Problem to work on: Locate every line below that contains the word "JSON" and copy it.

Exercise data:
****

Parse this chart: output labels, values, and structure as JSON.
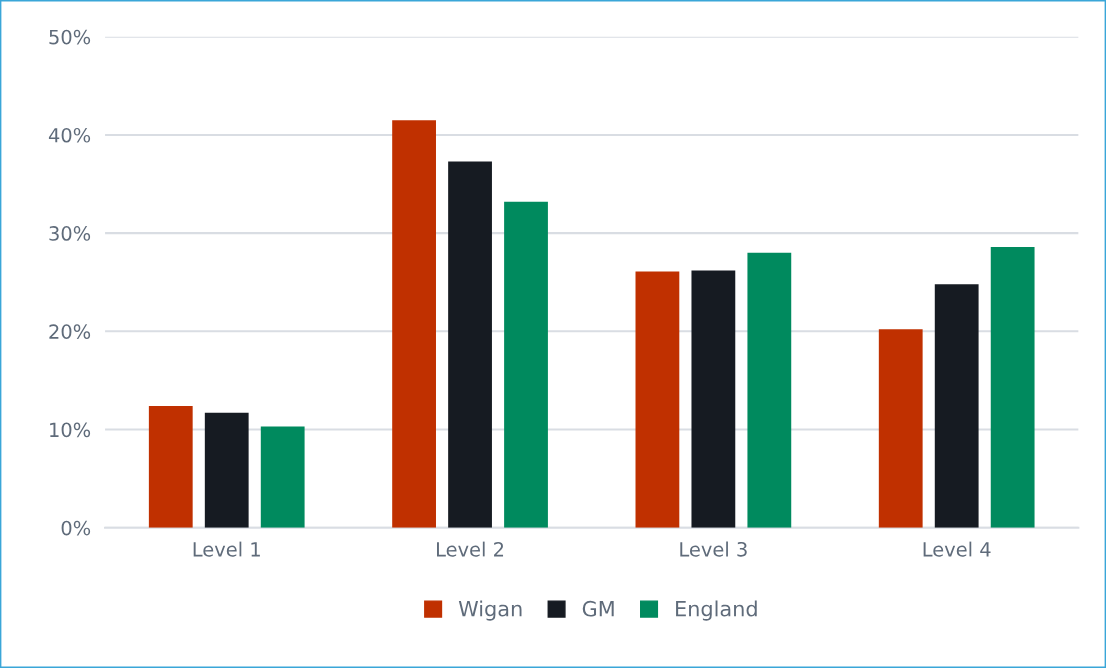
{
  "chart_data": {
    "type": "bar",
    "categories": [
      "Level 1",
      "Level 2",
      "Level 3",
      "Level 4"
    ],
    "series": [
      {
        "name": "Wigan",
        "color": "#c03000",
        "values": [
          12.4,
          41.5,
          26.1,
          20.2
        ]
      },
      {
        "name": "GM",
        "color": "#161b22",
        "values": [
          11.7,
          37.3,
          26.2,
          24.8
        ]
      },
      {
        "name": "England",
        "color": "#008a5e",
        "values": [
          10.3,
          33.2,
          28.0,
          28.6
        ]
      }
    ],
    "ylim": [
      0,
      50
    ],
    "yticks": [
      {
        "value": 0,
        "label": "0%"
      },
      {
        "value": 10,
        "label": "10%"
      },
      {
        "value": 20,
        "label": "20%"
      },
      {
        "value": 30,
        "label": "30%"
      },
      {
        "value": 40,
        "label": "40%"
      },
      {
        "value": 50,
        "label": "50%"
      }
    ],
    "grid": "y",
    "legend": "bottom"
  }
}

****

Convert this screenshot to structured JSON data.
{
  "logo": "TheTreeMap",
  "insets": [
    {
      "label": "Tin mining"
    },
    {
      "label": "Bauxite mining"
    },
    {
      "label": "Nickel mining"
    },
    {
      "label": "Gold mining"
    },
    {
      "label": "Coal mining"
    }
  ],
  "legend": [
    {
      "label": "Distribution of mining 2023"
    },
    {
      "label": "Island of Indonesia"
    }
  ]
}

****

Task solution:
Parse this chart: output labels, values, and structure as JSON.
Convert this screenshot to structured JSON data.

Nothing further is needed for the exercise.